Write out the material below again, unchanged.

PROVIDED MATERIAL -
== == ==

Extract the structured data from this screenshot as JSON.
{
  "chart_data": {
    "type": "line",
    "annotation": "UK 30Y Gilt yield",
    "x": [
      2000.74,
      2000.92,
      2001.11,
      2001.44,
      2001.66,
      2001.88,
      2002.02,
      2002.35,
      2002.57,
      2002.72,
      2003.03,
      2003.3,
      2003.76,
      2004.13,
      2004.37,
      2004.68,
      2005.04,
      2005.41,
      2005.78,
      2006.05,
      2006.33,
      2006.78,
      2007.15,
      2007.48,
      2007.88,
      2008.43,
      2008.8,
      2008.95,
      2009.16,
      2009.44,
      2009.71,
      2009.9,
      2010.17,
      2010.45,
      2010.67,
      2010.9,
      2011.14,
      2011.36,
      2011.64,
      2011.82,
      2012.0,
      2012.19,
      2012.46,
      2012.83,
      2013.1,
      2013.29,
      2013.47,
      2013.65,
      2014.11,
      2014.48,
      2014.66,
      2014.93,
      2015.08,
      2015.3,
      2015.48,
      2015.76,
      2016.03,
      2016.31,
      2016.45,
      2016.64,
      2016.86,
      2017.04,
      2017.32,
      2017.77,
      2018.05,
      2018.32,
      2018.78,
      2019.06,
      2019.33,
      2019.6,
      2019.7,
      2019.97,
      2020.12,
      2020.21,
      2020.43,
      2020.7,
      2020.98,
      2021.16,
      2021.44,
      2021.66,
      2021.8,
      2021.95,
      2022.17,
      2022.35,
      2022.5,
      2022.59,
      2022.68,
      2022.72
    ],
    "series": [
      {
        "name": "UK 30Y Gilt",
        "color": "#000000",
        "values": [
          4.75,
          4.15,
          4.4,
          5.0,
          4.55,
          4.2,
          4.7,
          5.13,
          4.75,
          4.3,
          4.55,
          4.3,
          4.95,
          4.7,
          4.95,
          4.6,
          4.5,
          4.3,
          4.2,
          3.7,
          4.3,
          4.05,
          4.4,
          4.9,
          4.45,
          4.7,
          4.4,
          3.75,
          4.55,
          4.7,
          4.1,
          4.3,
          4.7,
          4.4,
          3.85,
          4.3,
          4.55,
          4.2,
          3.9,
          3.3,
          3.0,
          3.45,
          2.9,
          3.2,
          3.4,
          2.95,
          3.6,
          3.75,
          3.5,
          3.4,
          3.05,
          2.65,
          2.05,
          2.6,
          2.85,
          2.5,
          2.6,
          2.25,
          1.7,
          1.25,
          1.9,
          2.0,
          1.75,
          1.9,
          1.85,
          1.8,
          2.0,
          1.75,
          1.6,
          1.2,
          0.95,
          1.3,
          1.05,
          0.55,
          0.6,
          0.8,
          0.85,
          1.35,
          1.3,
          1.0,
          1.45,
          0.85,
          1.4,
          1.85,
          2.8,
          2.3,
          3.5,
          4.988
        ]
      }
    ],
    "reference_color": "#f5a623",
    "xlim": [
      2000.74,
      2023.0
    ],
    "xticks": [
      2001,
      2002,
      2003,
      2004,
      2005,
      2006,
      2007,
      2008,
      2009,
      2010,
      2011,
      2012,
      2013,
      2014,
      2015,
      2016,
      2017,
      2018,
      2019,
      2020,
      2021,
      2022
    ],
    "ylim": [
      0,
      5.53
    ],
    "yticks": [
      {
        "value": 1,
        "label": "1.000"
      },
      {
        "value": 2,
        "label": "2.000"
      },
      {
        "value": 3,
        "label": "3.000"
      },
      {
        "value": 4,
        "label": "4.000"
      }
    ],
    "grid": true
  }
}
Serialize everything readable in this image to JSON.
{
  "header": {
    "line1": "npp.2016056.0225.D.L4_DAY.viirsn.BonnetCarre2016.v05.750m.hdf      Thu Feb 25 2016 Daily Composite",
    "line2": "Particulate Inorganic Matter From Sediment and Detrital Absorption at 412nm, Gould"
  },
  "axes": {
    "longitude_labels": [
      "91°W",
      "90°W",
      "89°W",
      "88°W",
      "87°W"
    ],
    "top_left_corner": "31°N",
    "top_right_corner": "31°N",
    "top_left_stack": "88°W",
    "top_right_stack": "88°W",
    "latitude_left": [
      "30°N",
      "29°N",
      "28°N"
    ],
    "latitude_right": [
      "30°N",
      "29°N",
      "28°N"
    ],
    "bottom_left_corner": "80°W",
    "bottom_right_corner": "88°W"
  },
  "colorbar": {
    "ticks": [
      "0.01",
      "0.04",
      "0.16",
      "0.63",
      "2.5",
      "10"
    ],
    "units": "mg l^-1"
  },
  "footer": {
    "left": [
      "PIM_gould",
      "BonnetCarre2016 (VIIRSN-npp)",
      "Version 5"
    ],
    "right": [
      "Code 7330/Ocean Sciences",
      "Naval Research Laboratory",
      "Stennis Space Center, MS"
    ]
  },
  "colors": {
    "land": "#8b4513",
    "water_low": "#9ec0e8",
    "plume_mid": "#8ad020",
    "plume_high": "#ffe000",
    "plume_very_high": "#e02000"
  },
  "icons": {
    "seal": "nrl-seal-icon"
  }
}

== == ==

WRITTEN RESPONSE -
Extract the structured data from this screenshot as JSON.
{
  "chart_data": {
    "type": "line",
    "annotation": "UK 30Y Gilt yield",
    "x": [
      2000.74,
      2000.92,
      2001.11,
      2001.44,
      2001.66,
      2001.88,
      2002.02,
      2002.35,
      2002.57,
      2002.72,
      2003.03,
      2003.3,
      2003.76,
      2004.13,
      2004.37,
      2004.68,
      2005.04,
      2005.41,
      2005.78,
      2006.05,
      2006.33,
      2006.78,
      2007.15,
      2007.48,
      2007.88,
      2008.43,
      2008.8,
      2008.95,
      2009.16,
      2009.44,
      2009.71,
      2009.9,
      2010.17,
      2010.45,
      2010.67,
      2010.9,
      2011.14,
      2011.36,
      2011.64,
      2011.82,
      2012.0,
      2012.19,
      2012.46,
      2012.83,
      2013.1,
      2013.29,
      2013.47,
      2013.65,
      2014.11,
      2014.48,
      2014.66,
      2014.93,
      2015.08,
      2015.3,
      2015.48,
      2015.76,
      2016.03,
      2016.31,
      2016.45,
      2016.64,
      2016.86,
      2017.04,
      2017.32,
      2017.77,
      2018.05,
      2018.32,
      2018.78,
      2019.06,
      2019.33,
      2019.6,
      2019.7,
      2019.97,
      2020.12,
      2020.21,
      2020.43,
      2020.7,
      2020.98,
      2021.16,
      2021.44,
      2021.66,
      2021.8,
      2021.95,
      2022.17,
      2022.35,
      2022.5,
      2022.59,
      2022.68,
      2022.72
    ],
    "series": [
      {
        "name": "UK 30Y Gilt",
        "color": "#000000",
        "values": [
          4.75,
          4.15,
          4.4,
          5.0,
          4.55,
          4.2,
          4.7,
          5.13,
          4.75,
          4.3,
          4.55,
          4.3,
          4.95,
          4.7,
          4.95,
          4.6,
          4.5,
          4.3,
          4.2,
          3.7,
          4.3,
          4.05,
          4.4,
          4.9,
          4.45,
          4.7,
          4.4,
          3.75,
          4.55,
          4.7,
          4.1,
          4.3,
          4.7,
          4.4,
          3.85,
          4.3,
          4.55,
          4.2,
          3.9,
          3.3,
          3.0,
          3.45,
          2.9,
          3.2,
          3.4,
          2.95,
          3.6,
          3.75,
          3.5,
          3.4,
          3.05,
          2.65,
          2.05,
          2.6,
          2.85,
          2.5,
          2.6,
          2.25,
          1.7,
          1.25,
          1.9,
          2.0,
          1.75,
          1.9,
          1.85,
          1.8,
          2.0,
          1.75,
          1.6,
          1.2,
          0.95,
          1.3,
          1.05,
          0.55,
          0.6,
          0.8,
          0.85,
          1.35,
          1.3,
          1.0,
          1.45,
          0.85,
          1.4,
          1.85,
          2.8,
          2.3,
          3.5,
          4.988
        ]
      }
    ],
    "reference_color": "#f5a623",
    "xlim": [
      2000.74,
      2023.0
    ],
    "xticks": [
      2001,
      2002,
      2003,
      2004,
      2005,
      2006,
      2007,
      2008,
      2009,
      2010,
      2011,
      2012,
      2013,
      2014,
      2015,
      2016,
      2017,
      2018,
      2019,
      2020,
      2021,
      2022
    ],
    "ylim": [
      0,
      5.53
    ],
    "yticks": [
      {
        "value": 1,
        "label": "1.000"
      },
      {
        "value": 2,
        "label": "2.000"
      },
      {
        "value": 3,
        "label": "3.000"
      },
      {
        "value": 4,
        "label": "4.000"
      }
    ],
    "grid": true
  }
}
Serialize everything readable in this image to JSON.
{
  "header": {
    "line1": "npp.2016056.0225.D.L4_DAY.viirsn.BonnetCarre2016.v05.750m.hdf      Thu Feb 25 2016 Daily Composite",
    "line2": "Particulate Inorganic Matter From Sediment and Detrital Absorption at 412nm, Gould"
  },
  "axes": {
    "longitude_labels": [
      "91°W",
      "90°W",
      "89°W",
      "88°W",
      "87°W"
    ],
    "top_left_corner": "31°N",
    "top_right_corner": "31°N",
    "top_left_stack": "88°W",
    "top_right_stack": "88°W",
    "latitude_left": [
      "30°N",
      "29°N",
      "28°N"
    ],
    "latitude_right": [
      "30°N",
      "29°N",
      "28°N"
    ],
    "bottom_left_corner": "80°W",
    "bottom_right_corner": "88°W"
  },
  "colorbar": {
    "ticks": [
      "0.01",
      "0.04",
      "0.16",
      "0.63",
      "2.5",
      "10"
    ],
    "units": "mg l^-1"
  },
  "footer": {
    "left": [
      "PIM_gould",
      "BonnetCarre2016 (VIIRSN-npp)",
      "Version 5"
    ],
    "right": [
      "Code 7330/Ocean Sciences",
      "Naval Research Laboratory",
      "Stennis Space Center, MS"
    ]
  },
  "colors": {
    "land": "#8b4513",
    "water_low": "#9ec0e8",
    "plume_mid": "#8ad020",
    "plume_high": "#ffe000",
    "plume_very_high": "#e02000"
  },
  "icons": {
    "seal": "nrl-seal-icon"
  }
}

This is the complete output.